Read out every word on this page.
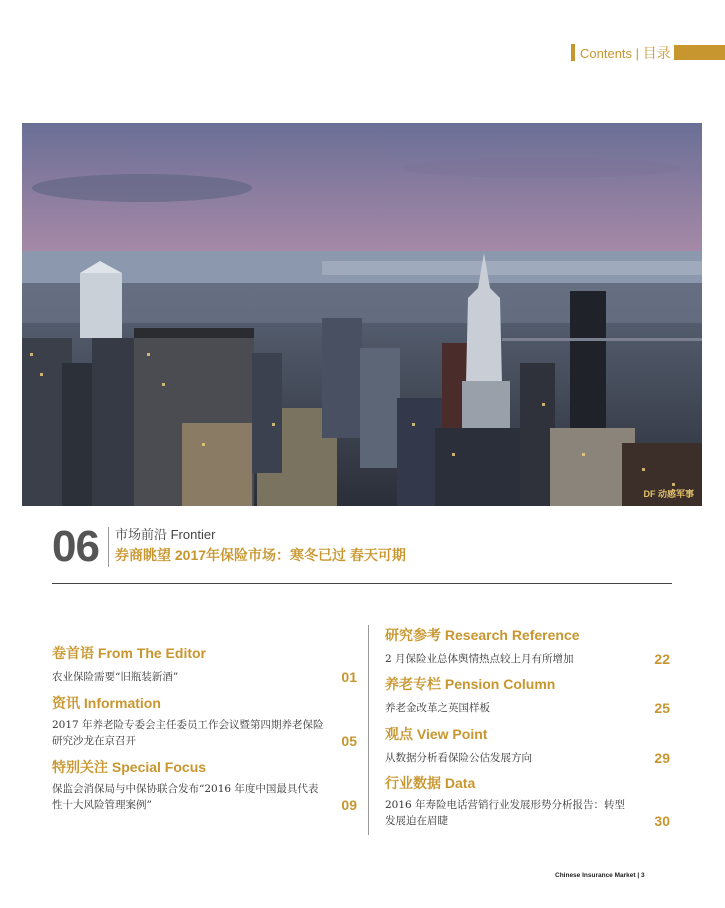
Contents | 目录
DF 动感军事
06 市场前沿 Frontier
券商眺望 2017年保险市场：寒冬已过 春天可期
卷首语 From The Editor
农业保险需要“旧瓶装新酒”	01
资讯 Information
2017 年养老险专委会主任委员工作会议暨第四期养老保险研究沙龙在京召开	05
特别关注 Special Focus
保监会消保局与中保协联合发布“2016 年度中国最具代表性十大风险管理案例”	09
研究参考 Research Reference
2 月保险业总体舆情热点较上月有所增加	22
养老专栏 Pension Column
养老金改革之英国样板	25
观点 View Point
从数据分析看保险公估发展方向	29
行业数据 Data
2016 年寿险电话营销行业发展形势分析报告：转型发展迫在眉睫	30
Chinese Insurance Market | 3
----
» What is expected
Skipping the pictures, transcribe each line above exactly as it appears.

» Full solution
Read out every word on this page.
Contents | 目录
DF 动感军事
06 市场前沿 Frontier
券商眺望 2017年保险市场：寒冬已过 春天可期
卷首语 From The Editor
农业保险需要“旧瓶装新酒”	01
资讯 Information
2017 年养老险专委会主任委员工作会议暨第四期养老保险研究沙龙在京召开	05
特别关注 Special Focus
保监会消保局与中保协联合发布“2016 年度中国最具代表性十大风险管理案例”	09
研究参考 Research Reference
2 月保险业总体舆情热点较上月有所增加	22
养老专栏 Pension Column
养老金改革之英国样板	25
观点 View Point
从数据分析看保险公估发展方向	29
行业数据 Data
2016 年寿险电话营销行业发展形势分析报告：转型发展迫在眉睫	30
Chinese Insurance Market | 3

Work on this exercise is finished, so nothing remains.